→ **Records for the exercise**
↓
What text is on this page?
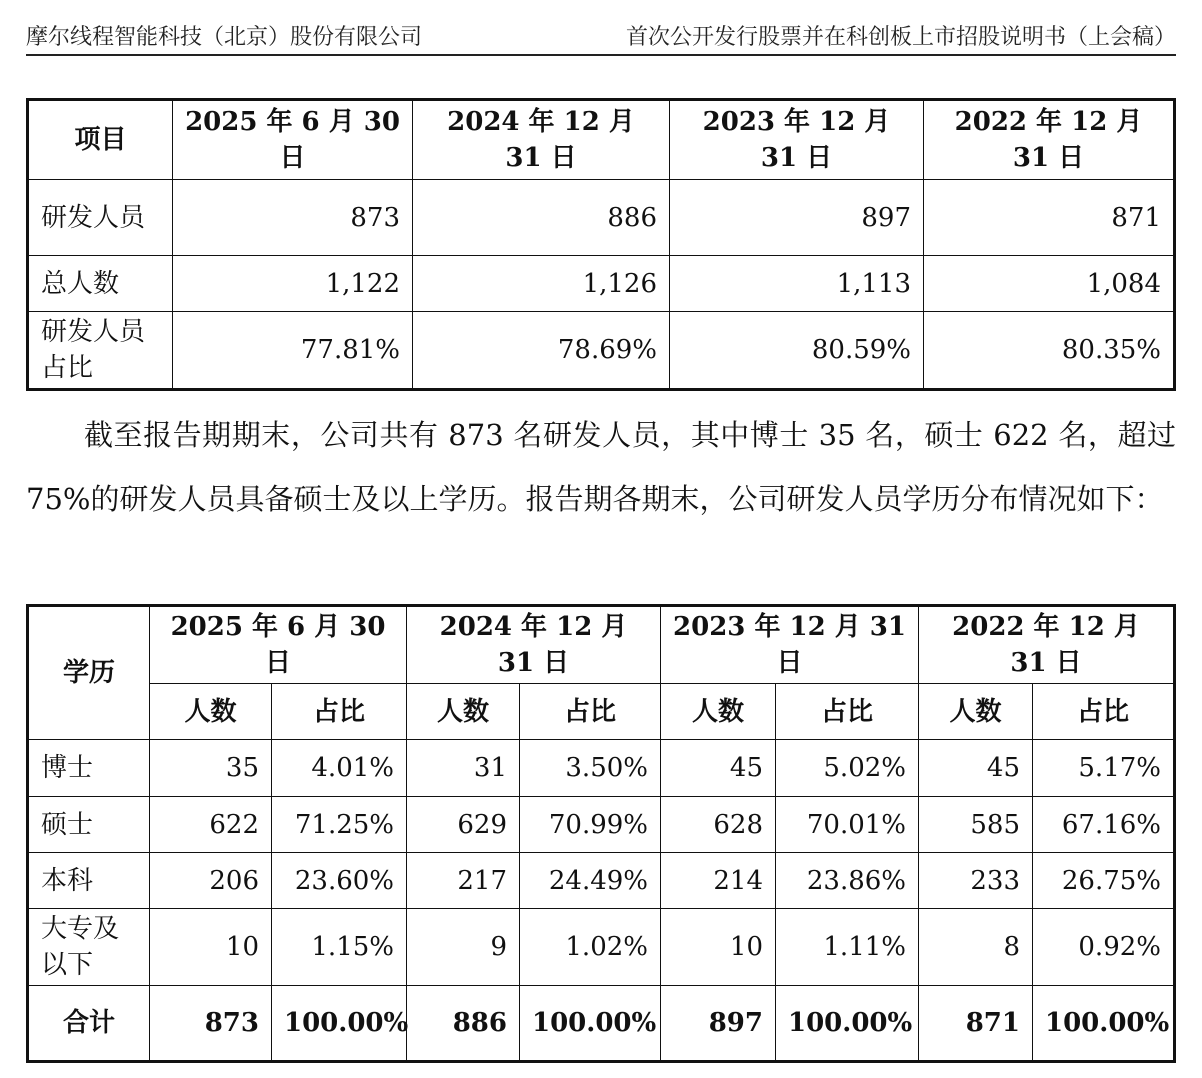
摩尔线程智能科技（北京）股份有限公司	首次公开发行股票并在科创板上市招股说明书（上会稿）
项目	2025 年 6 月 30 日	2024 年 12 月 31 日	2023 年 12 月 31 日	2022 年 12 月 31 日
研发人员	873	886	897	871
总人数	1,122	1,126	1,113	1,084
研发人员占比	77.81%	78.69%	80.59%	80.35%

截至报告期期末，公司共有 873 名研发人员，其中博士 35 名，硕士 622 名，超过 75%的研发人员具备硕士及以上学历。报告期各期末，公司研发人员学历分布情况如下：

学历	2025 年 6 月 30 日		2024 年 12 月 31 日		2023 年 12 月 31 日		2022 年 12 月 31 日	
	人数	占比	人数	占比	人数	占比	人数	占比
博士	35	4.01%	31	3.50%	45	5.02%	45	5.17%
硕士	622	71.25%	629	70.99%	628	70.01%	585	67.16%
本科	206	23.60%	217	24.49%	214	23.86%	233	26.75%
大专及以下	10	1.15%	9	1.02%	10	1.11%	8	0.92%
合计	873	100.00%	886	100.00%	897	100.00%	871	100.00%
↑
Each record above should be copied character for character, with pictures dropped.

→ **Solved problem**
What text is on this page?
摩尔线程智能科技（北京）股份有限公司	首次公开发行股票并在科创板上市招股说明书（上会稿）
项目	2025 年 6 月 30 日	2024 年 12 月 31 日	2023 年 12 月 31 日	2022 年 12 月 31 日
研发人员	873	886	897	871
总人数	1,122	1,126	1,113	1,084
研发人员占比	77.81%	78.69%	80.59%	80.35%

截至报告期期末，公司共有 873 名研发人员，其中博士 35 名，硕士 622 名，超过 75%的研发人员具备硕士及以上学历。报告期各期末，公司研发人员学历分布情况如下：

学历	2025 年 6 月 30 日		2024 年 12 月 31 日		2023 年 12 月 31 日		2022 年 12 月 31 日	
	人数	占比	人数	占比	人数	占比	人数	占比
博士	35	4.01%	31	3.50%	45	5.02%	45	5.17%
硕士	622	71.25%	629	70.99%	628	70.01%	585	67.16%
本科	206	23.60%	217	24.49%	214	23.86%	233	26.75%
大专及以下	10	1.15%	9	1.02%	10	1.11%	8	0.92%
合计	873	100.00%	886	100.00%	897	100.00%	871	100.00%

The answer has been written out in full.